— Start Exercise materials —

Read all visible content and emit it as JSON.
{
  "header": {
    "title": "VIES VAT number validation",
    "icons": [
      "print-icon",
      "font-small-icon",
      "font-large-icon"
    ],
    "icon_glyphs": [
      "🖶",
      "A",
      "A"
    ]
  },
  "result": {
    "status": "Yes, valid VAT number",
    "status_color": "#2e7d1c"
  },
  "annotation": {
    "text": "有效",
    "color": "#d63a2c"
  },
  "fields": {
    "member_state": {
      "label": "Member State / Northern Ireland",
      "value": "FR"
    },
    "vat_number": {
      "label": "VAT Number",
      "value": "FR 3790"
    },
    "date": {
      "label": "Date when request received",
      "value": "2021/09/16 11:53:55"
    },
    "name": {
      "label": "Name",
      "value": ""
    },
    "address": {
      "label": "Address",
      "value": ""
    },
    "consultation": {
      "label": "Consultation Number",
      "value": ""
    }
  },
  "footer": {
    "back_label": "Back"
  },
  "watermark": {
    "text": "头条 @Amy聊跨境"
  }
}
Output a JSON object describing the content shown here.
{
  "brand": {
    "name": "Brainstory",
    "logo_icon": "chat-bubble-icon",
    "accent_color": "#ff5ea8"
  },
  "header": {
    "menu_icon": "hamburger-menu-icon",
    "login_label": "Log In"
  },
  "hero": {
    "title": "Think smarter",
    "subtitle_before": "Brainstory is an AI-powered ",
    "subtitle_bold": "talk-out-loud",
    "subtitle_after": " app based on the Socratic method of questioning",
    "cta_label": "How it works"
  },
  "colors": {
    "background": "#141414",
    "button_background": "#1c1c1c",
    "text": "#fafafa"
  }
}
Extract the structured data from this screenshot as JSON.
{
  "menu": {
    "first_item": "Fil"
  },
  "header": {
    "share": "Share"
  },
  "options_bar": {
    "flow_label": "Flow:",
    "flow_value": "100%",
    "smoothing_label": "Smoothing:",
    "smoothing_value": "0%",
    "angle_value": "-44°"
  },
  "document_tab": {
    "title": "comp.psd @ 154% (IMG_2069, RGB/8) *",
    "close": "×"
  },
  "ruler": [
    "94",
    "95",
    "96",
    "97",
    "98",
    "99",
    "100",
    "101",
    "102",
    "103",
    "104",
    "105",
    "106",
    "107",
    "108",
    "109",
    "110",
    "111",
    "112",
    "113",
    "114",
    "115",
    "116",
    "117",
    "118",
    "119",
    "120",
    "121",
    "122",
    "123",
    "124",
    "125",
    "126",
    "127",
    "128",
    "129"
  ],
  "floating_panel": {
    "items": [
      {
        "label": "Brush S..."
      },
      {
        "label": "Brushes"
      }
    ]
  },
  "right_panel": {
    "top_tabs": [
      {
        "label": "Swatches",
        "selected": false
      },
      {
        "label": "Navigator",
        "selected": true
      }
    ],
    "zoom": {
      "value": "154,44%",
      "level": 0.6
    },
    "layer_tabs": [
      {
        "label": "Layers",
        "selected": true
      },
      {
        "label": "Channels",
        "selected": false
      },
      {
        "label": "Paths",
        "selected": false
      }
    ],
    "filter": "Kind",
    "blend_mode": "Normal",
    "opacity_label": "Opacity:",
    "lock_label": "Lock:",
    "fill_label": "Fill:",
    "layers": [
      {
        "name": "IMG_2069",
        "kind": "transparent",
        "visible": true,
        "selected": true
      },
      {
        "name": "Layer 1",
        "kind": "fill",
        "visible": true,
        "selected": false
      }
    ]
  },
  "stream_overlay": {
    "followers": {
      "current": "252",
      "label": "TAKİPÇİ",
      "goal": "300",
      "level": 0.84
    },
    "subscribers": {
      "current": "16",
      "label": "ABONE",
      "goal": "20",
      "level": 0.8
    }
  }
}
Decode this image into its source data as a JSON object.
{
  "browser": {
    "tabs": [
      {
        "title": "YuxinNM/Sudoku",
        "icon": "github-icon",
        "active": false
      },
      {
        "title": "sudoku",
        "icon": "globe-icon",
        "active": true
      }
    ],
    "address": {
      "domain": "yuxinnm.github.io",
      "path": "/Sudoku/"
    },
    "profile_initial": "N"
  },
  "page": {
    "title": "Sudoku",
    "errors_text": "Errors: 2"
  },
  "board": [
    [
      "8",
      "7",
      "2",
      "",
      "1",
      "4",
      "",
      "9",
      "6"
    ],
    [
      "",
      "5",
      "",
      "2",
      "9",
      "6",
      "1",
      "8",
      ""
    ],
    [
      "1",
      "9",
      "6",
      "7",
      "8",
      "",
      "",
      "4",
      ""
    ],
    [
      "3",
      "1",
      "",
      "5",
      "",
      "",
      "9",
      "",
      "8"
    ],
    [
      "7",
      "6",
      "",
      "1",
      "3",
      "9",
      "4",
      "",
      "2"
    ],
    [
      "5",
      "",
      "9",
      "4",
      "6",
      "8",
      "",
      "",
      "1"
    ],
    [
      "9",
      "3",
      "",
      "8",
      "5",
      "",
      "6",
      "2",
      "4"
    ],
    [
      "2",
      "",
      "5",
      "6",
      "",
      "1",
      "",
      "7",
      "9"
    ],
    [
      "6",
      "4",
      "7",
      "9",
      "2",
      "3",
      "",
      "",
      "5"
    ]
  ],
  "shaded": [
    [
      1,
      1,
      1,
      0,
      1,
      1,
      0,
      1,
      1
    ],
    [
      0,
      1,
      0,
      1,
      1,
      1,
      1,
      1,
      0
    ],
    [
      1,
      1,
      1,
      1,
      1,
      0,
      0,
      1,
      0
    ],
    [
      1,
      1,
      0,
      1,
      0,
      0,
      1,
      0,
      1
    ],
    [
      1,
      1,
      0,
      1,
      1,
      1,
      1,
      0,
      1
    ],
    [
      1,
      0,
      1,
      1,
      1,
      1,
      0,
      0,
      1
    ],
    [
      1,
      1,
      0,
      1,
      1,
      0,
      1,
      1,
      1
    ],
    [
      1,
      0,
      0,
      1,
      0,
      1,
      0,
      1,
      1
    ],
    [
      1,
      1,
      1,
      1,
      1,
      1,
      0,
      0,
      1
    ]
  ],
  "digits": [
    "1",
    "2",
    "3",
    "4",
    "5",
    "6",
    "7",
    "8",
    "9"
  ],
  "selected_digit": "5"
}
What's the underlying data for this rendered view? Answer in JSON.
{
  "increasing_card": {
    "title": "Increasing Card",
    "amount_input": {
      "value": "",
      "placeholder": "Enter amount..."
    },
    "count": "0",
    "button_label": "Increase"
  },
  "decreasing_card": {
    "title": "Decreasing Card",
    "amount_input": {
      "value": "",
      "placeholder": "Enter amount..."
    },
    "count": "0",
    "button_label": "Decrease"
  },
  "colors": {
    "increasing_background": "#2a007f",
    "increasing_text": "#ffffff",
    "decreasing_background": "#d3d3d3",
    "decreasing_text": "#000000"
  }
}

— End Exercise materials —

◆ **Exercise aim**
Gather all lines from the listing above in which "content" occurs.

◆ **Finished task**
Read all visible content and emit it as JSON.
Output a JSON object describing the content shown here.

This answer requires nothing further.